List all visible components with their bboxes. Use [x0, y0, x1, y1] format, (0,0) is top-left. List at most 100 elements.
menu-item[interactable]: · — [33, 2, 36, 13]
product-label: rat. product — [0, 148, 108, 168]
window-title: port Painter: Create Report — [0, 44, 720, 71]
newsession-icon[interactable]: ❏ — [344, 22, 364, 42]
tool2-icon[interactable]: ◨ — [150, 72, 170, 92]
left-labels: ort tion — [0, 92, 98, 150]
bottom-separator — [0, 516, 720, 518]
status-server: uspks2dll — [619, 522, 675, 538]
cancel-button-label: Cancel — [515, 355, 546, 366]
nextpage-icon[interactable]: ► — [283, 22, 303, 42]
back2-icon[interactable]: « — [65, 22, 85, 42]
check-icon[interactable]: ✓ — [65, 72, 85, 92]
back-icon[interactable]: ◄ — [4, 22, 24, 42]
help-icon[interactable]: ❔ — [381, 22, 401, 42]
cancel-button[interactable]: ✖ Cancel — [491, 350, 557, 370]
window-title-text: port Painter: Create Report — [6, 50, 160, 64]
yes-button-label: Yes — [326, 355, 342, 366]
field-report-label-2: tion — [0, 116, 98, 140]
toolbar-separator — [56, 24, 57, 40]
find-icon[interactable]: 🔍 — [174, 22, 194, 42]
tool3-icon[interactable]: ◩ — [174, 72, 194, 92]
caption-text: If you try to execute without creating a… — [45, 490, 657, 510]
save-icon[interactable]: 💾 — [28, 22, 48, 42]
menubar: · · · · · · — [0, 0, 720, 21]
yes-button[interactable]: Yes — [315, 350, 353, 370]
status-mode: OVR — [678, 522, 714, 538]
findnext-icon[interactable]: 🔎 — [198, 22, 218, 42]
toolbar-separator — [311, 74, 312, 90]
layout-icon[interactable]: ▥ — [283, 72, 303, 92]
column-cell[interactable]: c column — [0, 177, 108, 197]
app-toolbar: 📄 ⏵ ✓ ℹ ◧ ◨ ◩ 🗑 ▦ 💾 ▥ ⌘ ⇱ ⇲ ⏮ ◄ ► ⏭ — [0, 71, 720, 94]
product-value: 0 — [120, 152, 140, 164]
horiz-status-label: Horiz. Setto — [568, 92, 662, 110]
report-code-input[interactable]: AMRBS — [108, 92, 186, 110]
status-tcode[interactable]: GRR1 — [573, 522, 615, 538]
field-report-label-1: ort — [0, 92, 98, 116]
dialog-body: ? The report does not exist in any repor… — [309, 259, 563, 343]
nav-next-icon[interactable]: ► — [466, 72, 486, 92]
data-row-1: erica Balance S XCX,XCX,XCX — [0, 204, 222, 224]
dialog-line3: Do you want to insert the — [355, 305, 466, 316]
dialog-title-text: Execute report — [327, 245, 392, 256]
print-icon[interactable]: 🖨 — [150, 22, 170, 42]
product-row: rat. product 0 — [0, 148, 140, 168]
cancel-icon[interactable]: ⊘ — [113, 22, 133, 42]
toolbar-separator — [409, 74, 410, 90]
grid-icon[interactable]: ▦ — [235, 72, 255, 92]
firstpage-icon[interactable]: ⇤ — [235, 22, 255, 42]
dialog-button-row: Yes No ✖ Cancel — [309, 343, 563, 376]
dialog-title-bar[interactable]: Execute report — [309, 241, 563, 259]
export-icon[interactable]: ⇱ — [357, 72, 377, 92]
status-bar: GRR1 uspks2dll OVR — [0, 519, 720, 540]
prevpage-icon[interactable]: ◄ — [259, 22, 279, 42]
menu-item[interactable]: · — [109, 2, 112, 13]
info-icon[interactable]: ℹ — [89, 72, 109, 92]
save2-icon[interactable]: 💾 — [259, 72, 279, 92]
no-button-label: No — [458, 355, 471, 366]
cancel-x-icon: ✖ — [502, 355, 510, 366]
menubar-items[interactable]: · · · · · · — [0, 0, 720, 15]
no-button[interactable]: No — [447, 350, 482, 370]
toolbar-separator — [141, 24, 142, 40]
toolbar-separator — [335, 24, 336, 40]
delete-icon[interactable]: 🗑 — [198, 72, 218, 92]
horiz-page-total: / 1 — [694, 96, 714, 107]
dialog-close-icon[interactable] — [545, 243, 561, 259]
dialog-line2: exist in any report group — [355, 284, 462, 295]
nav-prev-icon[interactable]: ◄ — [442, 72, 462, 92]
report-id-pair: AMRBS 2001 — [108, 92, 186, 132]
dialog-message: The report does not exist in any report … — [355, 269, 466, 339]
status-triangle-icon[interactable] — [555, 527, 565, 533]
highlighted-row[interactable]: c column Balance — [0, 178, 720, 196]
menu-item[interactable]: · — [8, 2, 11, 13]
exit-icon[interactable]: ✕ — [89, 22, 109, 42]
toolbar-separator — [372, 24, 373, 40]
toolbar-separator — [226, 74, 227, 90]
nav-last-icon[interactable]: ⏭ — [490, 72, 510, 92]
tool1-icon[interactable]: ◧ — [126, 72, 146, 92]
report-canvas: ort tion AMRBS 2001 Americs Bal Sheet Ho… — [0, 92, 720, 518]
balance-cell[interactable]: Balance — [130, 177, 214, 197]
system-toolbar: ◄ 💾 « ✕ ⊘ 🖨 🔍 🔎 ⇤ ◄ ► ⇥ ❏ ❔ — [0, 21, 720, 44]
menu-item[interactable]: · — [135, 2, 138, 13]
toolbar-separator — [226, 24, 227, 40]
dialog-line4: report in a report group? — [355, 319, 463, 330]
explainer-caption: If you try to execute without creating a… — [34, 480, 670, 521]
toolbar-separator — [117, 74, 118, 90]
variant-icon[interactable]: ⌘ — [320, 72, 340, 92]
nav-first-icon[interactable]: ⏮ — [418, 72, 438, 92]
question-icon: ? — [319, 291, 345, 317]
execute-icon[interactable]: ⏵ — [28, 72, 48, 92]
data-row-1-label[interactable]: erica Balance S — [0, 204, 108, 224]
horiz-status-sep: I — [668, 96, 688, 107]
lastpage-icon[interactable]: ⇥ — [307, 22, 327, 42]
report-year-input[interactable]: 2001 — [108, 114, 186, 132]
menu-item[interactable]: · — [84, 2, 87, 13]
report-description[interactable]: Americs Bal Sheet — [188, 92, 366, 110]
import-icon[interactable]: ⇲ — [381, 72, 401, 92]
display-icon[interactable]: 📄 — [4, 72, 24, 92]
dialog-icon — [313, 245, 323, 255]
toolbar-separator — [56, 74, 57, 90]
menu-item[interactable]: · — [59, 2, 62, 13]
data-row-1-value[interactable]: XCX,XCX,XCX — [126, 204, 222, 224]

GIVEN REQUEST — Reproduce every line of the items above word for word, without changing anything.

FINAL ANSWER —
List all visible components with their bboxes. Use [x0, y0, x1, y1] format, (0,0) is top-left. List at most 100 elements.
menu-item[interactable]: · — [33, 2, 36, 13]
product-label: rat. product — [0, 148, 108, 168]
window-title: port Painter: Create Report — [0, 44, 720, 71]
newsession-icon[interactable]: ❏ — [344, 22, 364, 42]
tool2-icon[interactable]: ◨ — [150, 72, 170, 92]
left-labels: ort tion — [0, 92, 98, 150]
bottom-separator — [0, 516, 720, 518]
status-server: uspks2dll — [619, 522, 675, 538]
cancel-button-label: Cancel — [515, 355, 546, 366]
nextpage-icon[interactable]: ► — [283, 22, 303, 42]
back2-icon[interactable]: « — [65, 22, 85, 42]
check-icon[interactable]: ✓ — [65, 72, 85, 92]
back-icon[interactable]: ◄ — [4, 22, 24, 42]
help-icon[interactable]: ❔ — [381, 22, 401, 42]
cancel-button[interactable]: ✖ Cancel — [491, 350, 557, 370]
window-title-text: port Painter: Create Report — [6, 50, 160, 64]
yes-button-label: Yes — [326, 355, 342, 366]
field-report-label-2: tion — [0, 116, 98, 140]
toolbar-separator — [56, 24, 57, 40]
find-icon[interactable]: 🔍 — [174, 22, 194, 42]
tool3-icon[interactable]: ◩ — [174, 72, 194, 92]
caption-text: If you try to execute without creating a… — [45, 490, 657, 510]
save-icon[interactable]: 💾 — [28, 22, 48, 42]
menubar: · · · · · · — [0, 0, 720, 21]
yes-button[interactable]: Yes — [315, 350, 353, 370]
status-mode: OVR — [678, 522, 714, 538]
findnext-icon[interactable]: 🔎 — [198, 22, 218, 42]
toolbar-separator — [311, 74, 312, 90]
layout-icon[interactable]: ▥ — [283, 72, 303, 92]
column-cell[interactable]: c column — [0, 177, 108, 197]
app-toolbar: 📄 ⏵ ✓ ℹ ◧ ◨ ◩ 🗑 ▦ 💾 ▥ ⌘ ⇱ ⇲ ⏮ ◄ ► ⏭ — [0, 71, 720, 94]
product-value: 0 — [120, 152, 140, 164]
horiz-status-label: Horiz. Setto — [568, 92, 662, 110]
report-code-input[interactable]: AMRBS — [108, 92, 186, 110]
status-tcode[interactable]: GRR1 — [573, 522, 615, 538]
field-report-label-1: ort — [0, 92, 98, 116]
dialog-body: ? The report does not exist in any repor… — [309, 259, 563, 343]
nav-next-icon[interactable]: ► — [466, 72, 486, 92]
data-row-1: erica Balance S XCX,XCX,XCX — [0, 204, 222, 224]
dialog-line3: Do you want to insert the — [355, 305, 466, 316]
dialog-title-text: Execute report — [327, 245, 392, 256]
print-icon[interactable]: 🖨 — [150, 22, 170, 42]
product-row: rat. product 0 — [0, 148, 140, 168]
cancel-icon[interactable]: ⊘ — [113, 22, 133, 42]
toolbar-separator — [409, 74, 410, 90]
grid-icon[interactable]: ▦ — [235, 72, 255, 92]
firstpage-icon[interactable]: ⇤ — [235, 22, 255, 42]
dialog-button-row: Yes No ✖ Cancel — [309, 343, 563, 376]
dialog-title-bar[interactable]: Execute report — [309, 241, 563, 259]
export-icon[interactable]: ⇱ — [357, 72, 377, 92]
status-bar: GRR1 uspks2dll OVR — [0, 519, 720, 540]
prevpage-icon[interactable]: ◄ — [259, 22, 279, 42]
menu-item[interactable]: · — [109, 2, 112, 13]
info-icon[interactable]: ℹ — [89, 72, 109, 92]
save2-icon[interactable]: 💾 — [259, 72, 279, 92]
no-button-label: No — [458, 355, 471, 366]
cancel-x-icon: ✖ — [502, 355, 510, 366]
menubar-items[interactable]: · · · · · · — [0, 0, 720, 15]
no-button[interactable]: No — [447, 350, 482, 370]
toolbar-separator — [141, 24, 142, 40]
toolbar-separator — [335, 24, 336, 40]
delete-icon[interactable]: 🗑 — [198, 72, 218, 92]
horiz-page-total: / 1 — [694, 96, 714, 107]
dialog-close-icon[interactable] — [545, 243, 561, 259]
dialog-line2: exist in any report group — [355, 284, 462, 295]
nav-prev-icon[interactable]: ◄ — [442, 72, 462, 92]
report-id-pair: AMRBS 2001 — [108, 92, 186, 132]
dialog-message: The report does not exist in any report … — [355, 269, 466, 339]
status-triangle-icon[interactable] — [555, 527, 565, 533]
highlighted-row[interactable]: c column Balance — [0, 178, 720, 196]
menu-item[interactable]: · — [8, 2, 11, 13]
exit-icon[interactable]: ✕ — [89, 22, 109, 42]
toolbar-separator — [372, 24, 373, 40]
toolbar-separator — [226, 74, 227, 90]
nav-last-icon[interactable]: ⏭ — [490, 72, 510, 92]
tool1-icon[interactable]: ◧ — [126, 72, 146, 92]
report-canvas: ort tion AMRBS 2001 Americs Bal Sheet Ho… — [0, 92, 720, 518]
balance-cell[interactable]: Balance — [130, 177, 214, 197]
system-toolbar: ◄ 💾 « ✕ ⊘ 🖨 🔍 🔎 ⇤ ◄ ► ⇥ ❏ ❔ — [0, 21, 720, 44]
menu-item[interactable]: · — [135, 2, 138, 13]
toolbar-separator — [226, 24, 227, 40]
dialog-line4: report in a report group? — [355, 319, 463, 330]
explainer-caption: If you try to execute without creating a… — [34, 480, 670, 521]
toolbar-separator — [117, 74, 118, 90]
variant-icon[interactable]: ⌘ — [320, 72, 340, 92]
nav-first-icon[interactable]: ⏮ — [418, 72, 438, 92]
question-icon: ? — [319, 291, 345, 317]
execute-icon[interactable]: ⏵ — [28, 72, 48, 92]
data-row-1-label[interactable]: erica Balance S — [0, 204, 108, 224]
horiz-status-sep: I — [668, 96, 688, 107]
lastpage-icon[interactable]: ⇥ — [307, 22, 327, 42]
report-year-input[interactable]: 2001 — [108, 114, 186, 132]
menu-item[interactable]: · — [84, 2, 87, 13]
report-description[interactable]: Americs Bal Sheet — [188, 92, 366, 110]
import-icon[interactable]: ⇲ — [381, 72, 401, 92]
display-icon[interactable]: 📄 — [4, 72, 24, 92]
dialog-icon — [313, 245, 323, 255]
toolbar-separator — [56, 74, 57, 90]
menu-item[interactable]: · — [59, 2, 62, 13]
data-row-1-value[interactable]: XCX,XCX,XCX — [126, 204, 222, 224]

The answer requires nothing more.